[START OF Dataset records]

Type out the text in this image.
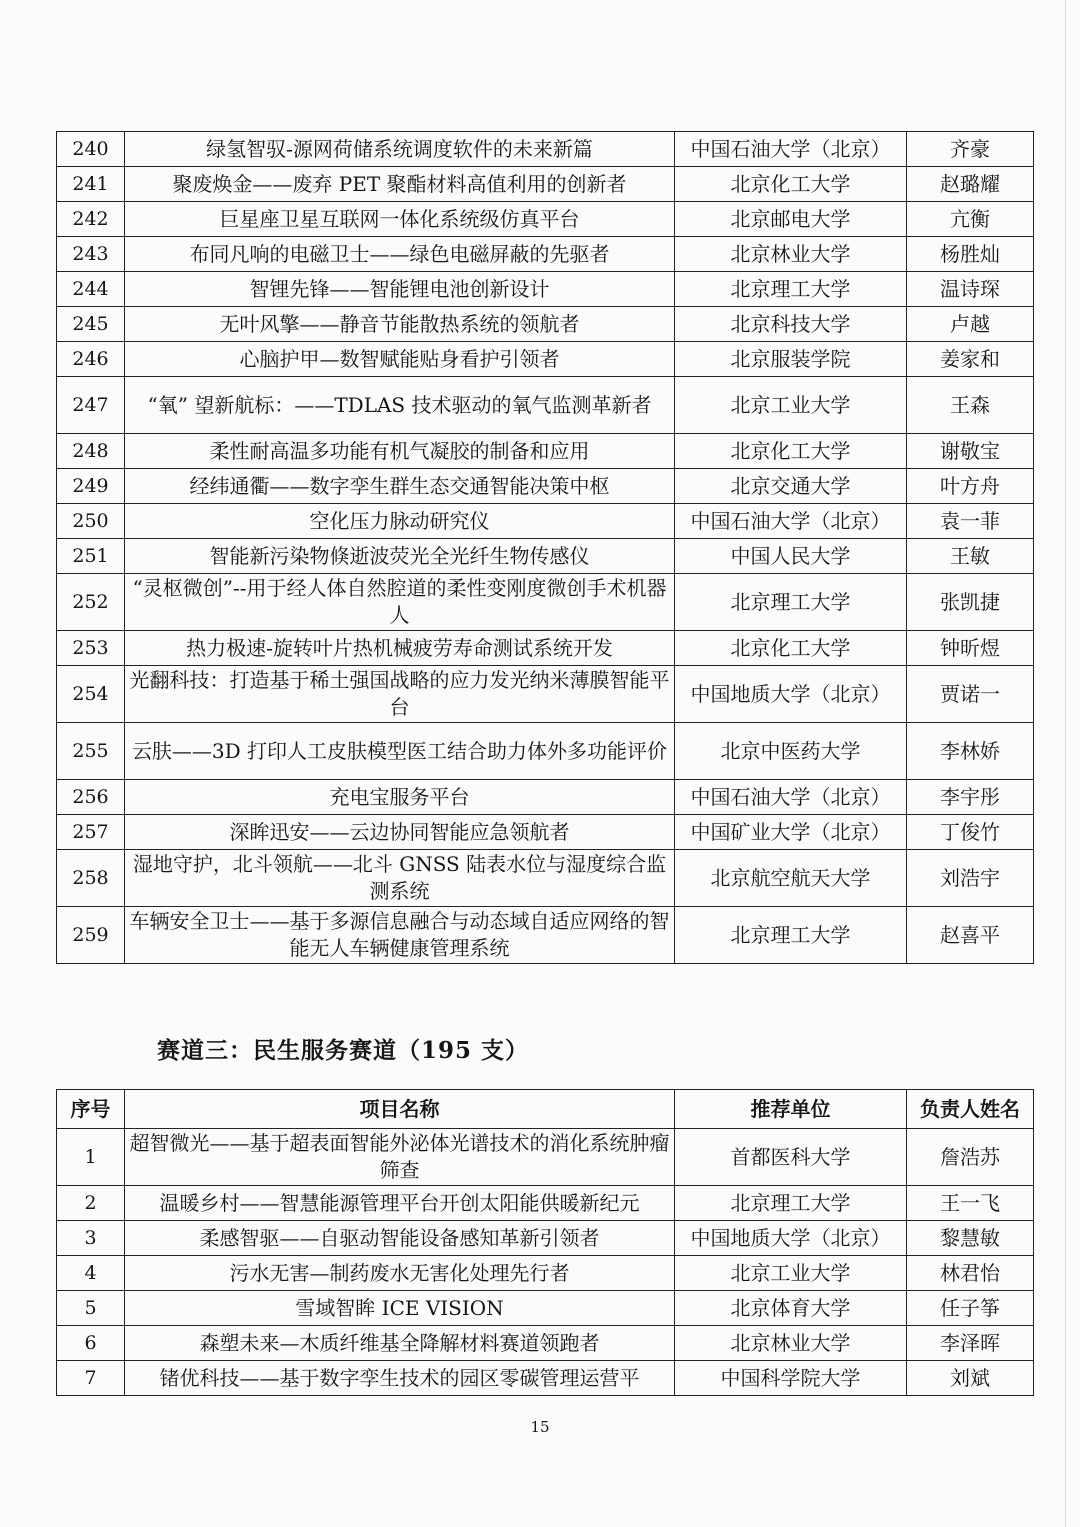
240	绿氢智驭-源网荷储系统调度软件的未来新篇	中国石油大学（北京）	齐豪
241	聚废焕金——废弃 PET 聚酯材料高值利用的创新者	北京化工大学	赵璐耀
242	巨星座卫星互联网一体化系统级仿真平台	北京邮电大学	亢衡
243	布同凡响的电磁卫士——绿色电磁屏蔽的先驱者	北京林业大学	杨胜灿
244	智锂先锋——智能锂电池创新设计	北京理工大学	温诗琛
245	无叶风擎——静音节能散热系统的领航者	北京科技大学	卢越
246	心脑护甲—数智赋能贴身看护引领者	北京服装学院	姜家和
247	“氧” 望新航标：——TDLAS 技术驱动的氧气监测革新者	北京工业大学	王森
248	柔性耐高温多功能有机气凝胶的制备和应用	北京化工大学	谢敬宝
249	经纬通衢——数字孪生群生态交通智能决策中枢	北京交通大学	叶方舟
250	空化压力脉动研究仪	中国石油大学（北京）	袁一菲
251	智能新污染物倏逝波荧光全光纤生物传感仪	中国人民大学	王敏
252	“灵枢微创”--用于经人体自然腔道的柔性变刚度微创手术机器人	北京理工大学	张凯捷
253	热力极速-旋转叶片热机械疲劳寿命测试系统开发	北京化工大学	钟昕煜
254	光翻科技：打造基于稀土强国战略的应力发光纳米薄膜智能平台	中国地质大学（北京）	贾诺一
255	云肤——3D 打印人工皮肤模型医工结合助力体外多功能评价	北京中医药大学	李林娇
256	充电宝服务平台	中国石油大学（北京）	李宇彤
257	深眸迅安——云边协同智能应急领航者	中国矿业大学（北京）	丁俊竹
258	湿地守护，北斗领航——北斗 GNSS 陆表水位与湿度综合监测系统	北京航空航天大学	刘浩宇
259	车辆安全卫士——基于多源信息融合与动态域自适应网络的智能无人车辆健康管理系统	北京理工大学	赵喜平
赛道三：民生服务赛道（195 支）
序号	项目名称	推荐单位	负责人姓名
1	超智微光——基于超表面智能外泌体光谱技术的消化系统肿瘤筛查	首都医科大学	詹浩苏
2	温暖乡村——智慧能源管理平台开创太阳能供暖新纪元	北京理工大学	王一飞
3	柔感智驱——自驱动智能设备感知革新引领者	中国地质大学（北京）	黎慧敏
4	污水无害—制药废水无害化处理先行者	北京工业大学	林君怡
5	雪域智眸 ICE VISION	北京体育大学	任子筝
6	森塑未来—木质纤维基全降解材料赛道领跑者	北京林业大学	李泽晖
7	锗优科技——基于数字孪生技术的园区零碳管理运营平	中国科学院大学	刘斌
15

[END OF Dataset records]

◆ Task details ◆
Locate and copy each line in the data above that includes the word "中国地质大学".

◆ Task output ◆
254	光翻科技：打造基于稀土强国战略的应力发光纳米薄膜智能平台	中国地质大学（北京）	贾诺一
3	柔感智驱——自驱动智能设备感知革新引领者	中国地质大学（北京）	黎慧敏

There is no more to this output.